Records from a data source
■ ■ ■
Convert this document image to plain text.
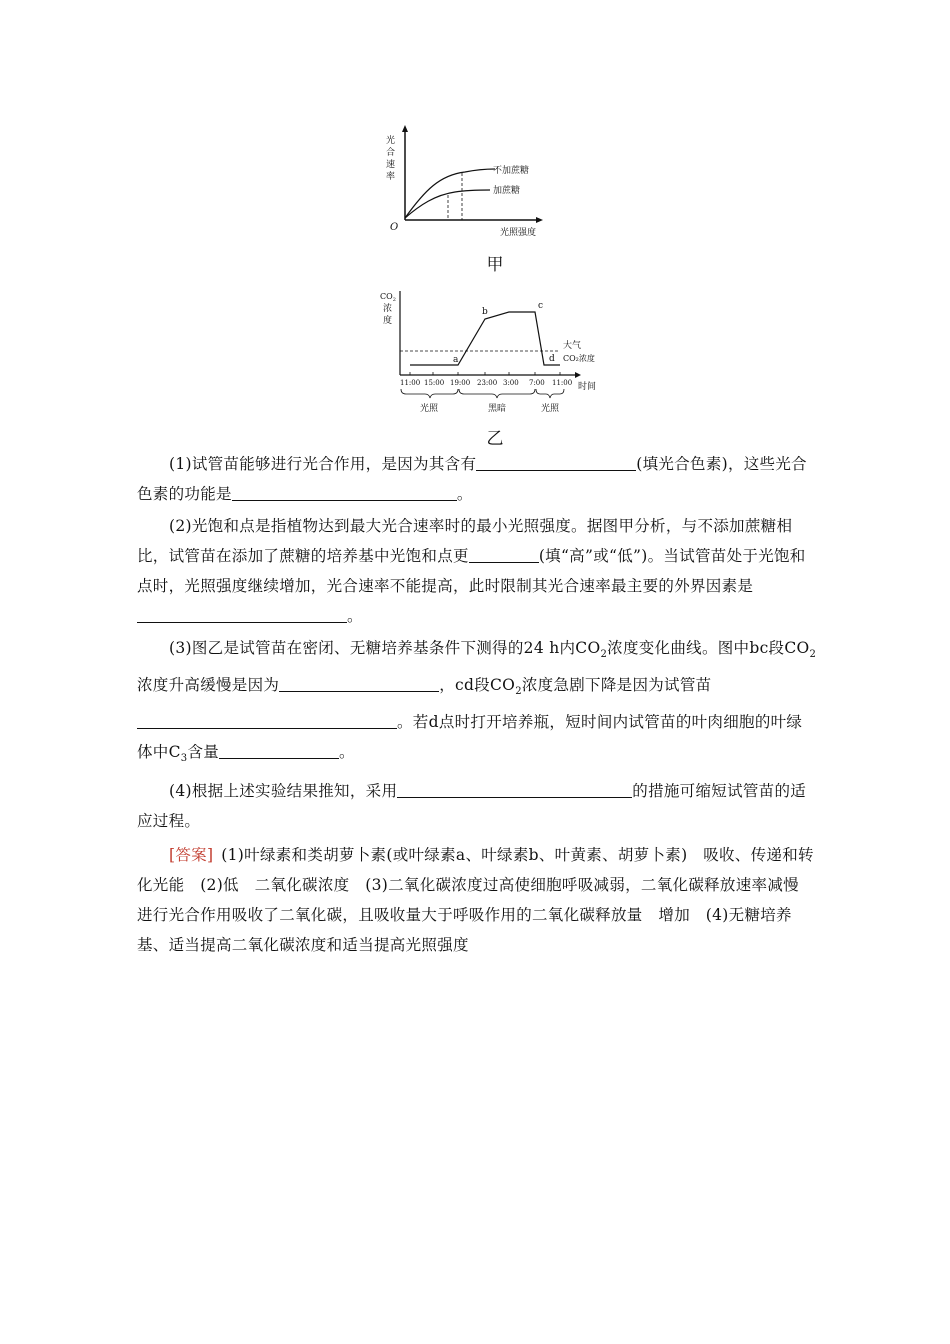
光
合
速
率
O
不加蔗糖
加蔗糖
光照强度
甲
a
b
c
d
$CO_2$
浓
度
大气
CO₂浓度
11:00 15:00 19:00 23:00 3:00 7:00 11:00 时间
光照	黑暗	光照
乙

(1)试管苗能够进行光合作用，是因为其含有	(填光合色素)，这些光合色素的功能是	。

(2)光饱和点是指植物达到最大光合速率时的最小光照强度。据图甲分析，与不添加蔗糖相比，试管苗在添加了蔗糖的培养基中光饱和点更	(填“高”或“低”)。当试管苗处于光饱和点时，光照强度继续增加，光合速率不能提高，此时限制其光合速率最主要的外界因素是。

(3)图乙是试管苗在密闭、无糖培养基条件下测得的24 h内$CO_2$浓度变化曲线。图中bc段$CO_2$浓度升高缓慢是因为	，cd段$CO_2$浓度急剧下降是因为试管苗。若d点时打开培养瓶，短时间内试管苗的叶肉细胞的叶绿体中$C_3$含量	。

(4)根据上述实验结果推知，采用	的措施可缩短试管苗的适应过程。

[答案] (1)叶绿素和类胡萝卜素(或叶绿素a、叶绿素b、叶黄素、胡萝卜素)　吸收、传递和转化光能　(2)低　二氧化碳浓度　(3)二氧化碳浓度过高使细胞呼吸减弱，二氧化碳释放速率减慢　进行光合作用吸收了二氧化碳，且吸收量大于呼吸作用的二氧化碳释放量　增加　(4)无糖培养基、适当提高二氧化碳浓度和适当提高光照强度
■ ■ ■
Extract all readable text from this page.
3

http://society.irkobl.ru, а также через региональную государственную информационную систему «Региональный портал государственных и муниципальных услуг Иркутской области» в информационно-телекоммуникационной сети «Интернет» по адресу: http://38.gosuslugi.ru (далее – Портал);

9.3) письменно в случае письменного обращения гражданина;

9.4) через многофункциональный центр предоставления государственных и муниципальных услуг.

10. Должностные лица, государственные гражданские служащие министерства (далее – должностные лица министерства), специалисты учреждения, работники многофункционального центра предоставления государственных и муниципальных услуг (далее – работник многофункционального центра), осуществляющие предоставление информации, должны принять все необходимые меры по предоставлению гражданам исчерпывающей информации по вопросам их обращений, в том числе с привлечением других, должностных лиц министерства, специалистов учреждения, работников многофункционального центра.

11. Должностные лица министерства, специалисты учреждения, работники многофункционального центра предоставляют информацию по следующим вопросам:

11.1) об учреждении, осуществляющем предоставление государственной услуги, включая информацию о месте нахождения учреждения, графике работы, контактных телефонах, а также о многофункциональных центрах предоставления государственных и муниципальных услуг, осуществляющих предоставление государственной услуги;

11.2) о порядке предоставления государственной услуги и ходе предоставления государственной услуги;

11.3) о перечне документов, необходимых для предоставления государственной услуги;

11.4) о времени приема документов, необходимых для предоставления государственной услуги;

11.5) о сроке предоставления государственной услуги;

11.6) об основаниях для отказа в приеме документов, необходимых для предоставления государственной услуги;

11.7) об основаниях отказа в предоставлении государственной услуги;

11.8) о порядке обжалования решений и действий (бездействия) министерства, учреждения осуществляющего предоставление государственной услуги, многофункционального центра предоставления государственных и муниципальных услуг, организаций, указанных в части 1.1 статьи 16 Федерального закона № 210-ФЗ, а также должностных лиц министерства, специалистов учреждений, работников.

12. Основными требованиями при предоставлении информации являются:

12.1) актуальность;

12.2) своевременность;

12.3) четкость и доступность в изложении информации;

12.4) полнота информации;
■ ■ ■
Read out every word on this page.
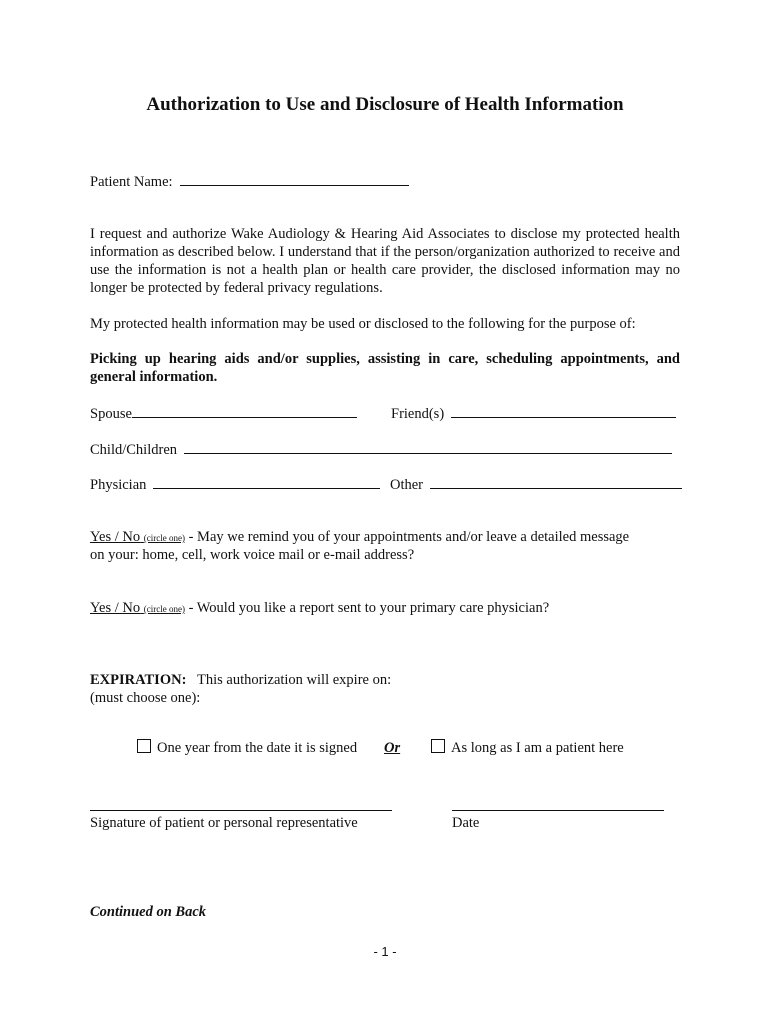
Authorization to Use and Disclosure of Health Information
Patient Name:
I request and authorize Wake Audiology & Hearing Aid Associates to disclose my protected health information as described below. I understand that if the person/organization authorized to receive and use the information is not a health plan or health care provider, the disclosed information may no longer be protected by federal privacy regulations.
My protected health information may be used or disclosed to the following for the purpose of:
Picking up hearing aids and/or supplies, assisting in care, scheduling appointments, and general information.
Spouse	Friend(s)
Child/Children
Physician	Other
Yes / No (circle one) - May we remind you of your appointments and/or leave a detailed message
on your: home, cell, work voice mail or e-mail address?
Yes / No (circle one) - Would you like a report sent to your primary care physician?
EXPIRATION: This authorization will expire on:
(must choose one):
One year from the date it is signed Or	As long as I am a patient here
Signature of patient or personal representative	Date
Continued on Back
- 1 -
■ ■ ■
GIVEN INSTRUCTION
Report the number of lines above that contain the word "лица", and only that number.

TASK ANSWER
2